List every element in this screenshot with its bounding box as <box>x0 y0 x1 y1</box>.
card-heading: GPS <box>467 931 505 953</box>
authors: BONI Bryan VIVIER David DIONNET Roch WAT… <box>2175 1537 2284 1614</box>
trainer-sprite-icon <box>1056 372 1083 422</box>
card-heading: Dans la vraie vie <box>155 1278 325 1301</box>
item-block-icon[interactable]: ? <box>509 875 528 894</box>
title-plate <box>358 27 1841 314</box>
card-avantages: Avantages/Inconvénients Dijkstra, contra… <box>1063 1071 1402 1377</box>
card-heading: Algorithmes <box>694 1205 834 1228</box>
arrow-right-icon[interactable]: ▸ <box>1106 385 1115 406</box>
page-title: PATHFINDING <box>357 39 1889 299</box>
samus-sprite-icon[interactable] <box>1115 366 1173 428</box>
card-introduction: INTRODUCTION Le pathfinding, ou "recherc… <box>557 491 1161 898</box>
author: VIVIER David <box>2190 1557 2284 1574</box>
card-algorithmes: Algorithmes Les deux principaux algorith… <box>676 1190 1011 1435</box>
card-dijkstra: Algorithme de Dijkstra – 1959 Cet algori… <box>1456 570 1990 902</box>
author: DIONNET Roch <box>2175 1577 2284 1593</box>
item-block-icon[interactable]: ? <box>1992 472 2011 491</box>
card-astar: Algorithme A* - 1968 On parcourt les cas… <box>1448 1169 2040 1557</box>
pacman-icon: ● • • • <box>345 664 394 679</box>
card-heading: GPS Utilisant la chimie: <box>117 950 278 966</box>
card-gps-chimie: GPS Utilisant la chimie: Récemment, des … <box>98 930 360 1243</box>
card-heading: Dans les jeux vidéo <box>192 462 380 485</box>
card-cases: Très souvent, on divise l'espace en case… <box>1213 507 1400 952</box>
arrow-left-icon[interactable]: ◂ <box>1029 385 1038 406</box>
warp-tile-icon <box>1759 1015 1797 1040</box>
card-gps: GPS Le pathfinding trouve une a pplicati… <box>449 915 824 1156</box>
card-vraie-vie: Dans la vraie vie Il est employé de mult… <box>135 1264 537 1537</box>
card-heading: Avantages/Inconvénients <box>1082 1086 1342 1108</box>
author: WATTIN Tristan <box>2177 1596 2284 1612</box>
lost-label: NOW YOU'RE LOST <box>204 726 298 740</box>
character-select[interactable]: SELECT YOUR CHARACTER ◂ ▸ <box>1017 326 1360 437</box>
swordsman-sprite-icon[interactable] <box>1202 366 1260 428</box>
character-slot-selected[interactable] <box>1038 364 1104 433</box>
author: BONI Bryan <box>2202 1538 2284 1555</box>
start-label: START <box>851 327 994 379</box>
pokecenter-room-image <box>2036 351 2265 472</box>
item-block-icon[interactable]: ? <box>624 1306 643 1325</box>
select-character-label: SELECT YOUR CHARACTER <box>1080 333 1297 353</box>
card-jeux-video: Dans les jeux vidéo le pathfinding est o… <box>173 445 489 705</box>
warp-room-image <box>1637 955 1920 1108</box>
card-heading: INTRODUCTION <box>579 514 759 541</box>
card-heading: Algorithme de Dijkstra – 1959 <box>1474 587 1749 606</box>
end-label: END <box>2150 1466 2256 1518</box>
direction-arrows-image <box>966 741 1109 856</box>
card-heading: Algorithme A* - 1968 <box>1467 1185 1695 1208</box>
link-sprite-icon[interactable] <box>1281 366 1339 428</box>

================

- [Exercise objective]:
Reproduce verbatim the entries above, starting at the first line and ending at the line that contains "samus-sprite-icon[interactable] <box>1115 366", with both of those lines included.

- [Written solution]:
List every element in this screenshot with its bounding box as <box>x0 y0 x1 y1</box>.
card-heading: GPS <box>467 931 505 953</box>
authors: BONI Bryan VIVIER David DIONNET Roch WAT… <box>2175 1537 2284 1614</box>
trainer-sprite-icon <box>1056 372 1083 422</box>
card-heading: Dans la vraie vie <box>155 1278 325 1301</box>
item-block-icon[interactable]: ? <box>509 875 528 894</box>
title-plate <box>358 27 1841 314</box>
card-avantages: Avantages/Inconvénients Dijkstra, contra… <box>1063 1071 1402 1377</box>
card-heading: Algorithmes <box>694 1205 834 1228</box>
arrow-right-icon[interactable]: ▸ <box>1106 385 1115 406</box>
page-title: PATHFINDING <box>357 39 1889 299</box>
samus-sprite-icon[interactable] <box>1115 366 1173 428</box>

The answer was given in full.